■ **Document excerpt**
## Start

Susan Osborn: Home
MAY 2008
I have just returned from an extraordinary 5 week tour of Japan following the blossoming of the Sakura...cherry trees.
I joined two Americans who have been living in Japan for the past 25 years, Bruce Huebner,Shakuhachi flute and Curtis Patterson, Koto, a harp -like traditional Japanese instrument.
http://www.zabutonemusic.com/e/index.html
Our concerts were in mostly small, intimate acoustic spaces, no P.A., temples and old tradtional buildings. We traveled from 500 year old Seikoji Temple high in the mountains near Hiroshima to the village of Monzen on the Sea of Japan, from Kyoto to Osaka to Tokyo, from Fukushima to Senmaya in Iwate, and Aizu Wakamatsu and Nishiaizu. Everywhere we were met by enthusiastic and generous hosts and audiences and blossoms. The challenge and beauty of making music with these two masterful musicians was inspiring. We asked at each concert how many people were hearing the koto for the first time. Surprisingly, in the cities, almost no one had ever heard a koto live before. In the rural areas, it was the opposite. The traditions are being kept alive where people are living closer to the land and nature. I returned home more excited than ever about music-making and the power of the small. I will be looking for great acoustic spaces and sponsors for us to do a future tour in the US. Any ideas? For now,we will gather again this summer on Orcas to record, and then again in Japan this October to follow the changing maple leaves, momiji. I definitely got the bug!

## End

■ **Exercise A**
In the account of the Japan tour, how long did the tour last?

Image-based layout entries:
## Start

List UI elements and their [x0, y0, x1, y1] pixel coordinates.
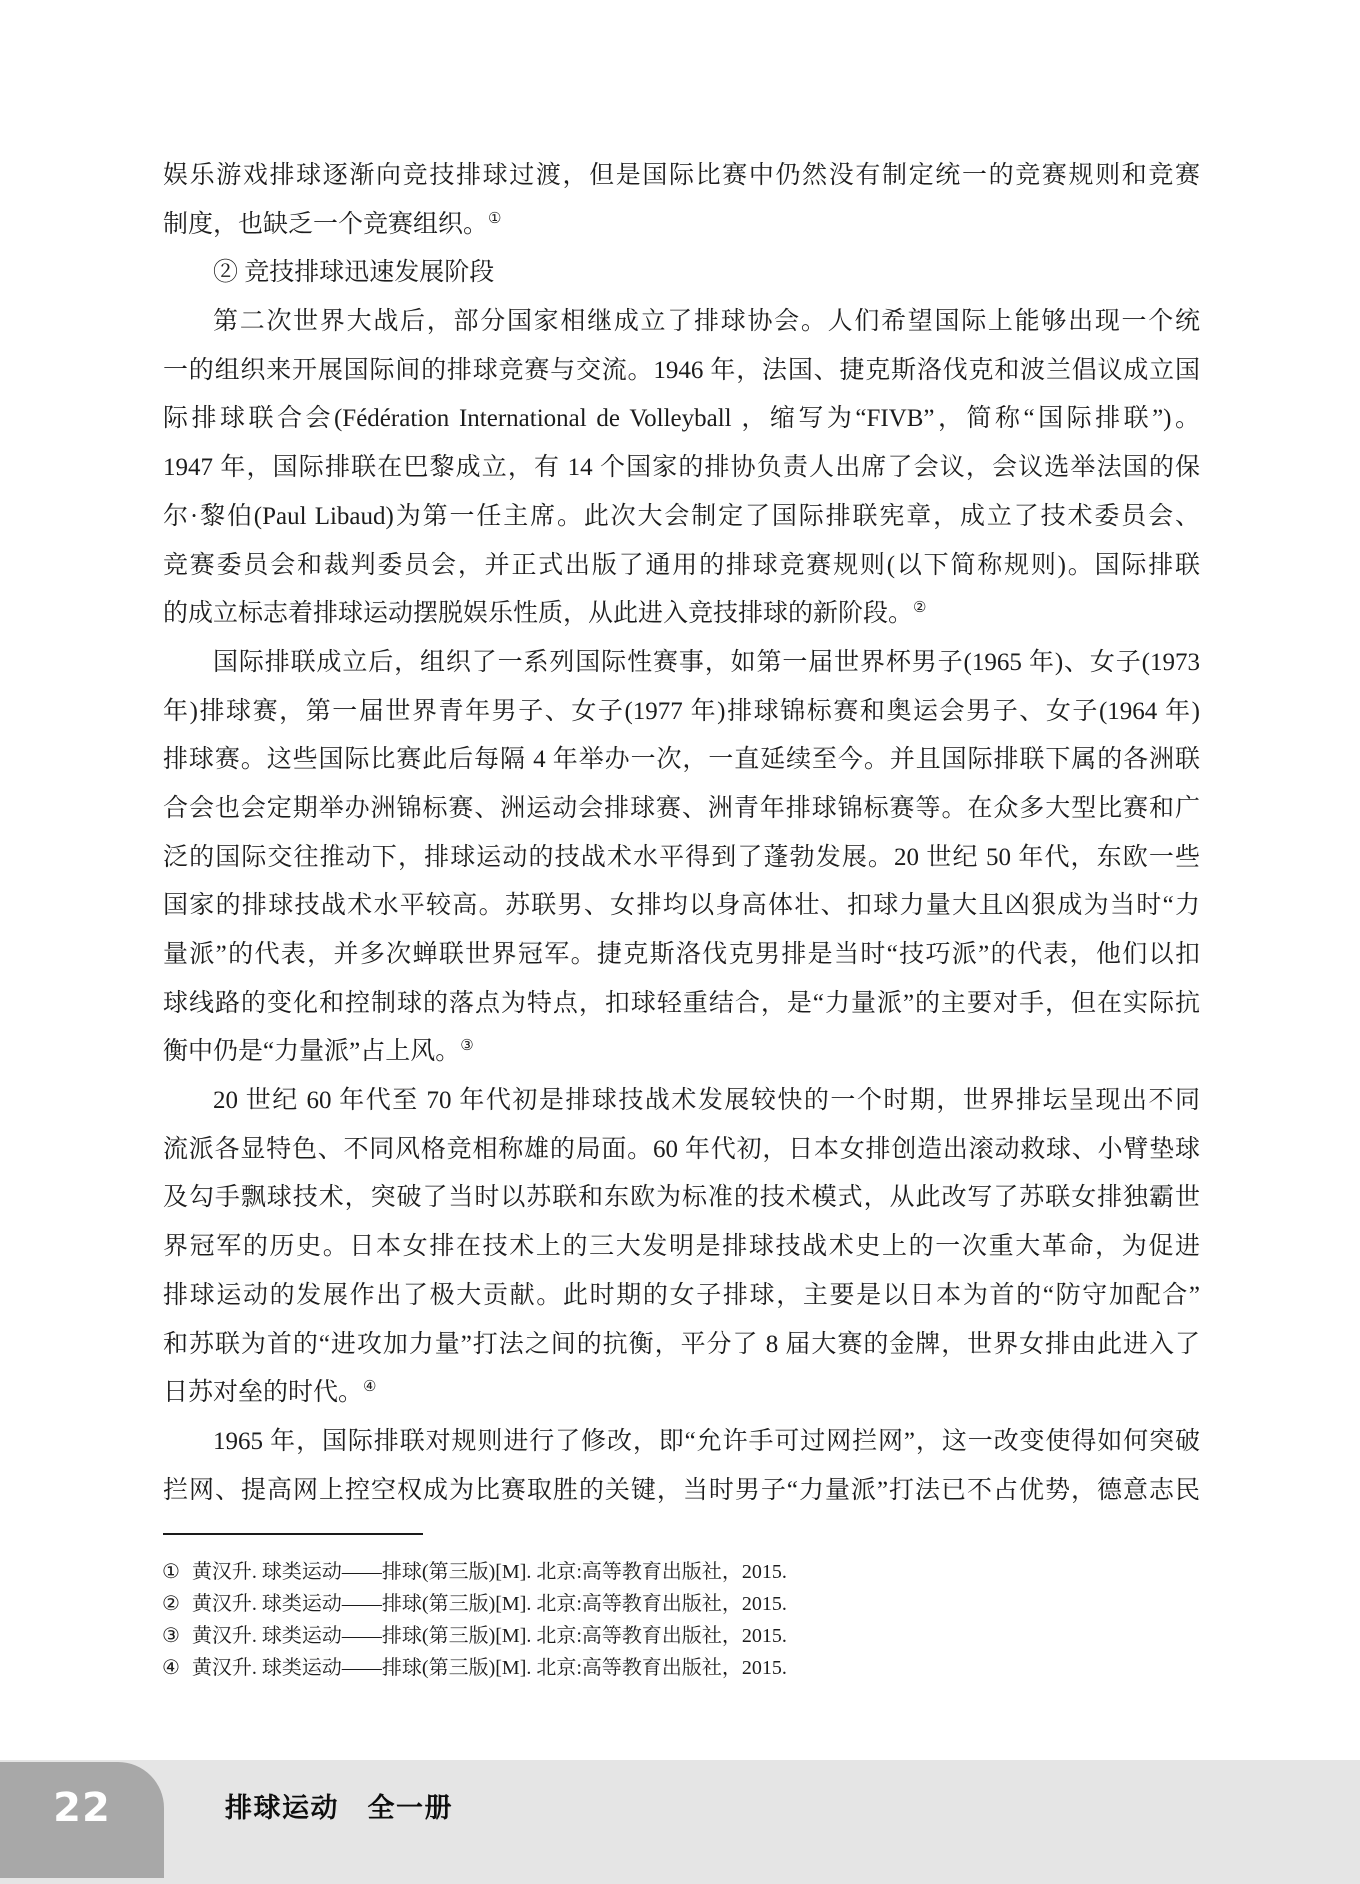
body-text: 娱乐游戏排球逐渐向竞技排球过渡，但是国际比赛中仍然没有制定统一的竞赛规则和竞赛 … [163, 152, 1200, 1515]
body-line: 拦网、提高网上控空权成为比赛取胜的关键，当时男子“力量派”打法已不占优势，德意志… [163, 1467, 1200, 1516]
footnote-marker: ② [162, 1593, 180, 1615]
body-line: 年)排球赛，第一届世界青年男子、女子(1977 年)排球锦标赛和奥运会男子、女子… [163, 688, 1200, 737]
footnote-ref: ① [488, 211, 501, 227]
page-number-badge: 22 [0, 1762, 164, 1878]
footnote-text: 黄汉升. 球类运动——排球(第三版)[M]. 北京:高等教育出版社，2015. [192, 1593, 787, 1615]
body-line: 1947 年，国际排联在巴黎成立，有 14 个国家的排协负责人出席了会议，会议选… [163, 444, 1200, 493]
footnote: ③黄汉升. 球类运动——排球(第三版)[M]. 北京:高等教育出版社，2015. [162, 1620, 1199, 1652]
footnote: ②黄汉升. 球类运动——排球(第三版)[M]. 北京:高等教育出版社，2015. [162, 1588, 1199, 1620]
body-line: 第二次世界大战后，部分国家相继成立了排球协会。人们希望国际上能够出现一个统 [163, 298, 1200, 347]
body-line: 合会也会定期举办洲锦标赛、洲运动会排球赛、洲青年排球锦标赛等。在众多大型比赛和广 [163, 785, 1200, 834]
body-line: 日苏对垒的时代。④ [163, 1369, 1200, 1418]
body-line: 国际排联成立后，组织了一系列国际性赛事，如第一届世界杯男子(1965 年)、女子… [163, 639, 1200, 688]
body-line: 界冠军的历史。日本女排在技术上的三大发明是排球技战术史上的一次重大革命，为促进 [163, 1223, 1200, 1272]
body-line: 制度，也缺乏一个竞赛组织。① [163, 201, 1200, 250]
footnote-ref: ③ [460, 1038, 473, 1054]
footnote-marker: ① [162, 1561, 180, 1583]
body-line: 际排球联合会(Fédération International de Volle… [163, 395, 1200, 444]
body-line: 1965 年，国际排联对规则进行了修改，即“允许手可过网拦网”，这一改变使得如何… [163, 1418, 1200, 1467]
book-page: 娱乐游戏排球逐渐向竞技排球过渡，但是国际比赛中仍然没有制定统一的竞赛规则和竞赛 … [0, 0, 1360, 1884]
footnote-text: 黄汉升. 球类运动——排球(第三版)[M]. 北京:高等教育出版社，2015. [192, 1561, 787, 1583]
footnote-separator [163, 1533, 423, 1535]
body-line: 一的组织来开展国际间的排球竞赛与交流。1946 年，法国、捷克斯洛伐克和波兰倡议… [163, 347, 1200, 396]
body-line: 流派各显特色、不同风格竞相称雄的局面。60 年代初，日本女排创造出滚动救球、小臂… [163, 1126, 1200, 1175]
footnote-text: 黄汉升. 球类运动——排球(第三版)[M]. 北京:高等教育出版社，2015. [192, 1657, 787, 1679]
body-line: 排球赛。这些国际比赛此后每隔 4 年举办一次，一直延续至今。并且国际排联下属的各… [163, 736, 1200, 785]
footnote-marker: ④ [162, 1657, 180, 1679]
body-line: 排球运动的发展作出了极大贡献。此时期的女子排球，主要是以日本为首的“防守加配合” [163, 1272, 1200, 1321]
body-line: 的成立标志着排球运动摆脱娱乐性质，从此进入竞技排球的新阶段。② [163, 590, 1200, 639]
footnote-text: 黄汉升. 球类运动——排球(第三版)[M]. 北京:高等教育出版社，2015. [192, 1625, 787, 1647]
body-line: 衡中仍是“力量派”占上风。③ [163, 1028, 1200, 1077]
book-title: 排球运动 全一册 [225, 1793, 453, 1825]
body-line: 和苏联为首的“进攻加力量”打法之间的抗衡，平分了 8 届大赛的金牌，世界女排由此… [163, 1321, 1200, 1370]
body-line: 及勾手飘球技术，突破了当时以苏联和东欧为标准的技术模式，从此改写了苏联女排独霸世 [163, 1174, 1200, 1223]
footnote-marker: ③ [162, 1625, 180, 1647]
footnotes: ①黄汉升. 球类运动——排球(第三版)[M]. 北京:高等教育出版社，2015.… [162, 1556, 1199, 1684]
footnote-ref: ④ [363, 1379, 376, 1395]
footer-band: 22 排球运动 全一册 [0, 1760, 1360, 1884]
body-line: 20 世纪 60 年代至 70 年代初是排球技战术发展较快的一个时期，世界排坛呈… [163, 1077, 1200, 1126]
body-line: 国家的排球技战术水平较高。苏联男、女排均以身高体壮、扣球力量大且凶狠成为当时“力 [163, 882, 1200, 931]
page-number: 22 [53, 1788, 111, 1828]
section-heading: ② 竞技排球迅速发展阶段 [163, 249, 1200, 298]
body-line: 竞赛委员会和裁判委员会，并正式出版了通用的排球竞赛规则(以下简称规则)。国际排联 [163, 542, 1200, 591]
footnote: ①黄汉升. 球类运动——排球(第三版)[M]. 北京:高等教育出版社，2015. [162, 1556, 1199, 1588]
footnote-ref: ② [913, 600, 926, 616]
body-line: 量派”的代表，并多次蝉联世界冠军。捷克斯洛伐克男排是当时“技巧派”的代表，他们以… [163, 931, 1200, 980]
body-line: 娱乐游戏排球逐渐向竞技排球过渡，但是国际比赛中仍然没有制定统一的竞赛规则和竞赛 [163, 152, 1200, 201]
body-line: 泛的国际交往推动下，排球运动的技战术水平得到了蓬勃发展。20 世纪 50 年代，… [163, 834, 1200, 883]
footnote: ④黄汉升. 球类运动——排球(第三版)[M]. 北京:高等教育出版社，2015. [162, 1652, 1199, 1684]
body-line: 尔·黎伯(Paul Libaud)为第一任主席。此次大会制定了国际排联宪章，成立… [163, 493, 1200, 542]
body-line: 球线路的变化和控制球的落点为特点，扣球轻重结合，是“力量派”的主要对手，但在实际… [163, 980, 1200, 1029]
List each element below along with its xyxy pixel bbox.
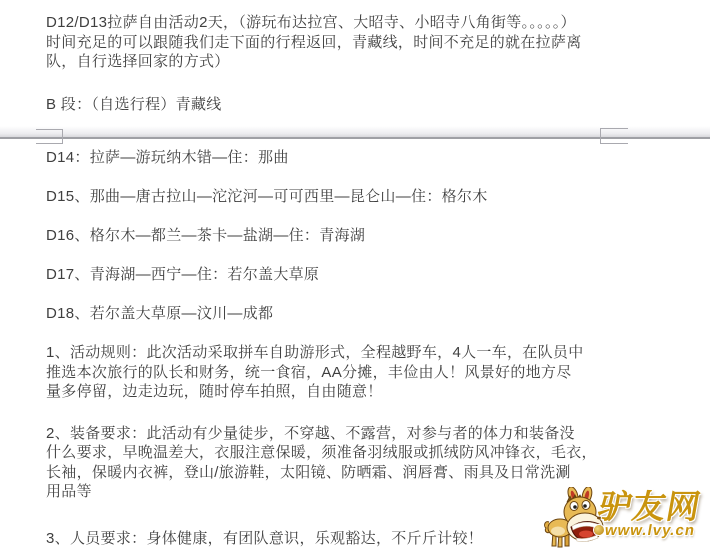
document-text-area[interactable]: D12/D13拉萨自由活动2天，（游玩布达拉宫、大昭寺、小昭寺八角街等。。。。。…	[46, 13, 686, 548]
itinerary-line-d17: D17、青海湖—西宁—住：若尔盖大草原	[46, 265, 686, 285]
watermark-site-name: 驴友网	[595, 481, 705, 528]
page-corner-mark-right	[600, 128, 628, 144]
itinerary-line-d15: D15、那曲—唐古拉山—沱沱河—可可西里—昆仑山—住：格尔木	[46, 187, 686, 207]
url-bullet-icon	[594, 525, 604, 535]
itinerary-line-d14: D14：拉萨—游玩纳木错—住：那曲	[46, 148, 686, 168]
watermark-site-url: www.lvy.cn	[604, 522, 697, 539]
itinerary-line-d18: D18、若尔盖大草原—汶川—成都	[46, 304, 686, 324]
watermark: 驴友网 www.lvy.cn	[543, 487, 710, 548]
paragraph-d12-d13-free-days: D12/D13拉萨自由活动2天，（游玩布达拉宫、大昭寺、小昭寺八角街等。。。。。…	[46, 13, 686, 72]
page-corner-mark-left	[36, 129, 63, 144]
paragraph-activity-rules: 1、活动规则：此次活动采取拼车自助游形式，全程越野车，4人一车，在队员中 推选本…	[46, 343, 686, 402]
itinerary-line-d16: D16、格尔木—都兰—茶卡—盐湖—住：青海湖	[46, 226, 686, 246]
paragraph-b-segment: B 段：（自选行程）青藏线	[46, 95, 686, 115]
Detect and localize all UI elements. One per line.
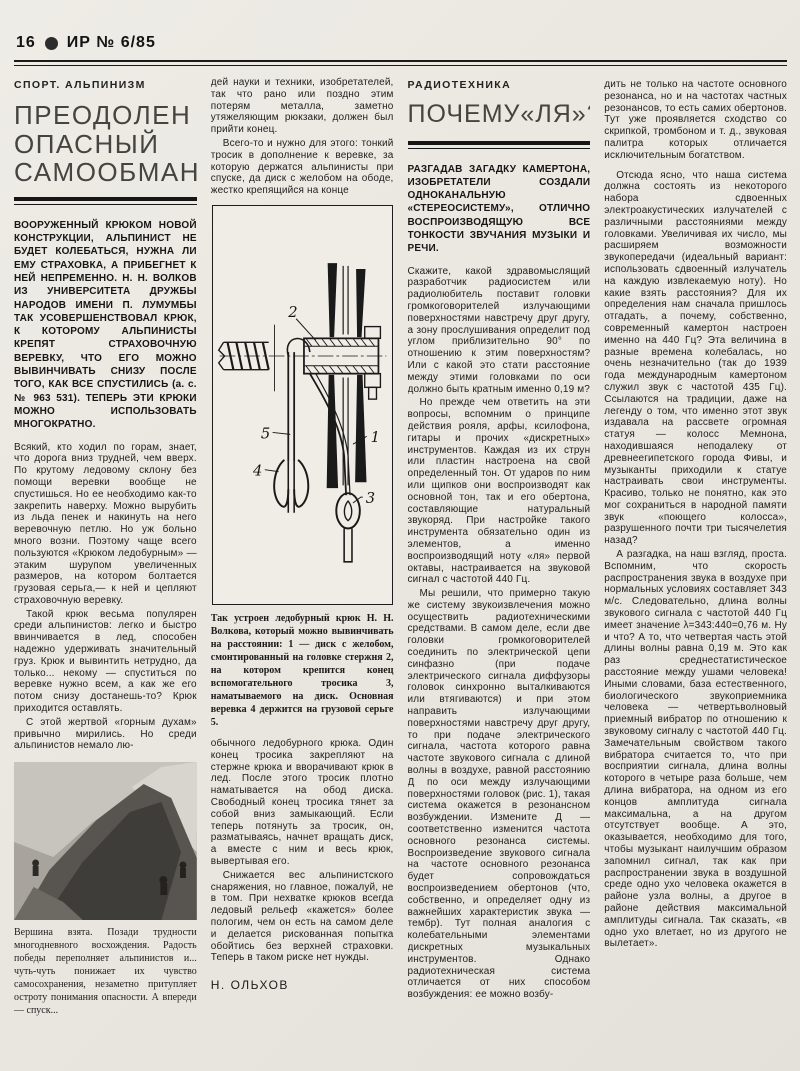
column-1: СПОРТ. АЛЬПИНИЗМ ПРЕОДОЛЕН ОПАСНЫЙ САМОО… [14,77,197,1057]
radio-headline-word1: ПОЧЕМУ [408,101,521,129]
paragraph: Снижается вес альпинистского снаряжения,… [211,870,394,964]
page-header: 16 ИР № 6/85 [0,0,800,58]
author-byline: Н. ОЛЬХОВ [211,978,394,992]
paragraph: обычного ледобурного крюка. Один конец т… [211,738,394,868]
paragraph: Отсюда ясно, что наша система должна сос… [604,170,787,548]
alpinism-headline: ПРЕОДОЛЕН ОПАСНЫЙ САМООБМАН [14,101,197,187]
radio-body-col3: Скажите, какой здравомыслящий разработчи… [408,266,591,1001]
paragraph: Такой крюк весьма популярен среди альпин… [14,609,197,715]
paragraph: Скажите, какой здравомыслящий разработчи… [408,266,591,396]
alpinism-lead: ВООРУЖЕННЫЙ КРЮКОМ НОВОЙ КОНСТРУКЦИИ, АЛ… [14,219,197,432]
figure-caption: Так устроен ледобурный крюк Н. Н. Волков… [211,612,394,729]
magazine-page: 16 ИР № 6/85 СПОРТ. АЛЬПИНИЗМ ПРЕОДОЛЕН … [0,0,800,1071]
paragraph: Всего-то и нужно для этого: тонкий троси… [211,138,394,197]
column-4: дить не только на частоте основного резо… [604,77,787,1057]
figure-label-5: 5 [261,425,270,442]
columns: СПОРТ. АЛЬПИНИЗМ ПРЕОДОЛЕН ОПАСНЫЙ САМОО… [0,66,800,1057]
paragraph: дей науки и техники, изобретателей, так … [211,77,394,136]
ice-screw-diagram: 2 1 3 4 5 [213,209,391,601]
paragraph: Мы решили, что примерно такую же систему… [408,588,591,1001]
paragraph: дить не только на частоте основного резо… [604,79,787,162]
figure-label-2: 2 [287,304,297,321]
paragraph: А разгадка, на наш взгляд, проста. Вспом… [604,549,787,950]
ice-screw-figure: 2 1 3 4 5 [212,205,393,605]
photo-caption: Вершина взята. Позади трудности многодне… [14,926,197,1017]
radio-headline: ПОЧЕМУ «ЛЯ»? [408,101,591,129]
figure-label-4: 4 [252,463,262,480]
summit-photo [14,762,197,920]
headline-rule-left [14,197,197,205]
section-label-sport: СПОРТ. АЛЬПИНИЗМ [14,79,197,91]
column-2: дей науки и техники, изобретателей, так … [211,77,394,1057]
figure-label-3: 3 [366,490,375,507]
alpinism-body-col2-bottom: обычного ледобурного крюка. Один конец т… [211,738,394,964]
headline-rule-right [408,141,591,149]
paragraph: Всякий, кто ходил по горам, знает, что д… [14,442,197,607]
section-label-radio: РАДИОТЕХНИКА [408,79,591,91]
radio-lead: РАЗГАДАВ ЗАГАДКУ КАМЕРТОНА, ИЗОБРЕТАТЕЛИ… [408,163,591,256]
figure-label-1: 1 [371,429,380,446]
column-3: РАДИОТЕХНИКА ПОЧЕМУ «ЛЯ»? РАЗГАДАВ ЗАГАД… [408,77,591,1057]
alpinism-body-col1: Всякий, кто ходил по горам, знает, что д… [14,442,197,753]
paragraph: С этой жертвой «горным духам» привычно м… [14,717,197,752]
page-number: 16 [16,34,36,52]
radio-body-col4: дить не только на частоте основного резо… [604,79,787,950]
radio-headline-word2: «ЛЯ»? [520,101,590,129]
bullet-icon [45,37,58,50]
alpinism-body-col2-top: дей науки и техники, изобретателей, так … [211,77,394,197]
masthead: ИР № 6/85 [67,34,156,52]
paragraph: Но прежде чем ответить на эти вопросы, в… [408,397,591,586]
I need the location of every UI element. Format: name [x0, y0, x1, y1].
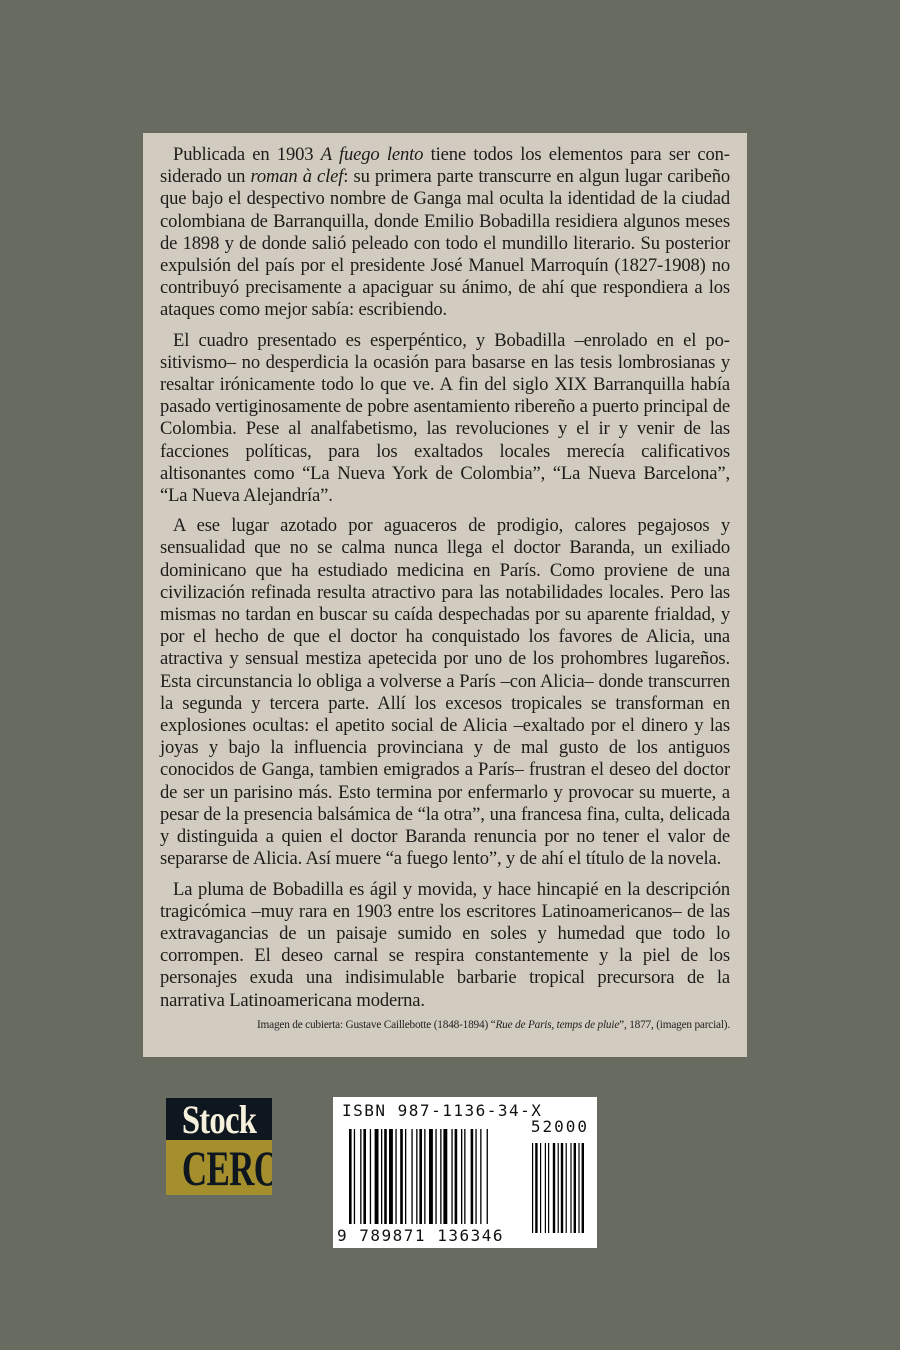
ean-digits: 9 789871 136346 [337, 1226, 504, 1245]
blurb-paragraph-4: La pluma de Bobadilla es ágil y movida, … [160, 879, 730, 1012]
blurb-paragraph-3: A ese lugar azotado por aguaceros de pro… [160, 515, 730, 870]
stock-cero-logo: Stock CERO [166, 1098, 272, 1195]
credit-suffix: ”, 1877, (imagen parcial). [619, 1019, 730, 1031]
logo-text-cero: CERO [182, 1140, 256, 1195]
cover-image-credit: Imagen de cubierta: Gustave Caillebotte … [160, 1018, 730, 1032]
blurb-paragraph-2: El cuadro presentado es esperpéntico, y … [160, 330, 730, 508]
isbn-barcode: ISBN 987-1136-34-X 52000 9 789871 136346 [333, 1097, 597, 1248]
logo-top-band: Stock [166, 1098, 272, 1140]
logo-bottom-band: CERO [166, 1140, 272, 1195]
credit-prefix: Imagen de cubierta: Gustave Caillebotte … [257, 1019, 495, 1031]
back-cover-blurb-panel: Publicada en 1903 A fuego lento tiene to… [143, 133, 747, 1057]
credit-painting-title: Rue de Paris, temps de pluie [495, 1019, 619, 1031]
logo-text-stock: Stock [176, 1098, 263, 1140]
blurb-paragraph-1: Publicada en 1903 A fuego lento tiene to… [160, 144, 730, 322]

## End

■ **Exercise B**
Duplicate verbatim the lines in the records, from the line containing "ean-digits: 9 789871" to the line containing "logo-bottom-band: CERO [166, 1140, 272, 1195]", both included.

■ **Full output A**
Five weeks.

■ **Full output B**
ean-digits: 9 789871 136346 [337, 1226, 504, 1245]
blurb-paragraph-4: La pluma de Bobadilla es ágil y movida, … [160, 879, 730, 1012]
blurb-paragraph-3: A ese lugar azotado por aguaceros de pro… [160, 515, 730, 870]
stock-cero-logo: Stock CERO [166, 1098, 272, 1195]
credit-suffix: ”, 1877, (imagen parcial). [619, 1019, 730, 1031]
logo-text-cero: CERO [182, 1140, 256, 1195]
cover-image-credit: Imagen de cubierta: Gustave Caillebotte … [160, 1018, 730, 1032]
blurb-paragraph-2: El cuadro presentado es esperpéntico, y … [160, 330, 730, 508]
isbn-barcode: ISBN 987-1136-34-X 52000 9 789871 136346 [333, 1097, 597, 1248]
logo-top-band: Stock [166, 1098, 272, 1140]
logo-bottom-band: CERO [166, 1140, 272, 1195]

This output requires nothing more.